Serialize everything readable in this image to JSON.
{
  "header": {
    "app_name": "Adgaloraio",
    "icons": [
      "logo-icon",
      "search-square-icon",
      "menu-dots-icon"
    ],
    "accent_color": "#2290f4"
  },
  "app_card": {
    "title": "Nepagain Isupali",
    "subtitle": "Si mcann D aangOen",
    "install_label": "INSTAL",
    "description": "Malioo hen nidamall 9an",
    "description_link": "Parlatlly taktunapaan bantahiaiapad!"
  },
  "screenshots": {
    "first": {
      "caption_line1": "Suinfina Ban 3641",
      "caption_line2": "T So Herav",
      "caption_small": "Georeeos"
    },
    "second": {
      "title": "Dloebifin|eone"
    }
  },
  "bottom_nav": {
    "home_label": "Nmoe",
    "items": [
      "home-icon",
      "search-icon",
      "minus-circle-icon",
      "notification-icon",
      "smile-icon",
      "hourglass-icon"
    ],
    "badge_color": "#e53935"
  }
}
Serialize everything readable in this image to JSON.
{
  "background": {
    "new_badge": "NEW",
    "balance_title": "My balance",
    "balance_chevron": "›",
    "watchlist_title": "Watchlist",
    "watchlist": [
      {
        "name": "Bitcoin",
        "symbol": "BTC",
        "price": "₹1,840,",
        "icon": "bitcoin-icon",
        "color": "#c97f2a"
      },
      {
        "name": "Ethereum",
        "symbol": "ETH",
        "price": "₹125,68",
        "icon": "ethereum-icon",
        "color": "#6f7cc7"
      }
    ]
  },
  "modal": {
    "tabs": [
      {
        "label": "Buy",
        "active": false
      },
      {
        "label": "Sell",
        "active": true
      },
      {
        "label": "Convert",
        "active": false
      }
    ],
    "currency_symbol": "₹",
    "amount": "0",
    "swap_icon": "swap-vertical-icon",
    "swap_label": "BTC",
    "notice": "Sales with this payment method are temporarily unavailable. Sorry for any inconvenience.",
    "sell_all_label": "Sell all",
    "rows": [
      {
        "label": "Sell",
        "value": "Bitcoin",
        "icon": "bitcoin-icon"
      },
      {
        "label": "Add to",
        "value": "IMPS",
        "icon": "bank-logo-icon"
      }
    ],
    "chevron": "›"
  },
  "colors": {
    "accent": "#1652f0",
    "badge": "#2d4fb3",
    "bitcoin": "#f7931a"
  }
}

-------

Task directions ▸
Go through the material above line by line and copy it exactly.

Result ▸
Serialize everything readable in this image to JSON.
{
  "header": {
    "app_name": "Adgaloraio",
    "icons": [
      "logo-icon",
      "search-square-icon",
      "menu-dots-icon"
    ],
    "accent_color": "#2290f4"
  },
  "app_card": {
    "title": "Nepagain Isupali",
    "subtitle": "Si mcann D aangOen",
    "install_label": "INSTAL",
    "description": "Malioo hen nidamall 9an",
    "description_link": "Parlatlly taktunapaan bantahiaiapad!"
  },
  "screenshots": {
    "first": {
      "caption_line1": "Suinfina Ban 3641",
      "caption_line2": "T So Herav",
      "caption_small": "Georeeos"
    },
    "second": {
      "title": "Dloebifin|eone"
    }
  },
  "bottom_nav": {
    "home_label": "Nmoe",
    "items": [
      "home-icon",
      "search-icon",
      "minus-circle-icon",
      "notification-icon",
      "smile-icon",
      "hourglass-icon"
    ],
    "badge_color": "#e53935"
  }
}
Serialize everything readable in this image to JSON.
{
  "background": {
    "new_badge": "NEW",
    "balance_title": "My balance",
    "balance_chevron": "›",
    "watchlist_title": "Watchlist",
    "watchlist": [
      {
        "name": "Bitcoin",
        "symbol": "BTC",
        "price": "₹1,840,",
        "icon": "bitcoin-icon",
        "color": "#c97f2a"
      },
      {
        "name": "Ethereum",
        "symbol": "ETH",
        "price": "₹125,68",
        "icon": "ethereum-icon",
        "color": "#6f7cc7"
      }
    ]
  },
  "modal": {
    "tabs": [
      {
        "label": "Buy",
        "active": false
      },
      {
        "label": "Sell",
        "active": true
      },
      {
        "label": "Convert",
        "active": false
      }
    ],
    "currency_symbol": "₹",
    "amount": "0",
    "swap_icon": "swap-vertical-icon",
    "swap_label": "BTC",
    "notice": "Sales with this payment method are temporarily unavailable. Sorry for any inconvenience.",
    "sell_all_label": "Sell all",
    "rows": [
      {
        "label": "Sell",
        "value": "Bitcoin",
        "icon": "bitcoin-icon"
      },
      {
        "label": "Add to",
        "value": "IMPS",
        "icon": "bank-logo-icon"
      }
    ],
    "chevron": "›"
  },
  "colors": {
    "accent": "#1652f0",
    "badge": "#2d4fb3",
    "bitcoin": "#f7931a"
  }
}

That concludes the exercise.